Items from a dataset

<<<<

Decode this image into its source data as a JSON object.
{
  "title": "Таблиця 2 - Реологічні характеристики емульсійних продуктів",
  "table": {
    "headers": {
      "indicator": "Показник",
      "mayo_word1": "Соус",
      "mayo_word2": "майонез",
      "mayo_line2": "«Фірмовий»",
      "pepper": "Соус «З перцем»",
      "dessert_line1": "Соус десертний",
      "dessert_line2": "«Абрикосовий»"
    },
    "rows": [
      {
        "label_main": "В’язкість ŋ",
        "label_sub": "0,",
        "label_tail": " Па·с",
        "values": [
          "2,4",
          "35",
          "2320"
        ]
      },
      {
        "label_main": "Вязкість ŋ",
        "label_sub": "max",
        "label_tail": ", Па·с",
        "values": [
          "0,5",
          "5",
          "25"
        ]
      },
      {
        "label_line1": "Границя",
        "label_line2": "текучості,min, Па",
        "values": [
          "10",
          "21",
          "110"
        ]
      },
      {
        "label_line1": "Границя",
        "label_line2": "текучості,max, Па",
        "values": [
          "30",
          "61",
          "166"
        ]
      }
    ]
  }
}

>>>>

Directions for this task >> From the listing above, return each line with the word "текучості".

The answer >>
        "label_line2": "текучості,min, Па",
        "label_line2": "текучості,max, Па",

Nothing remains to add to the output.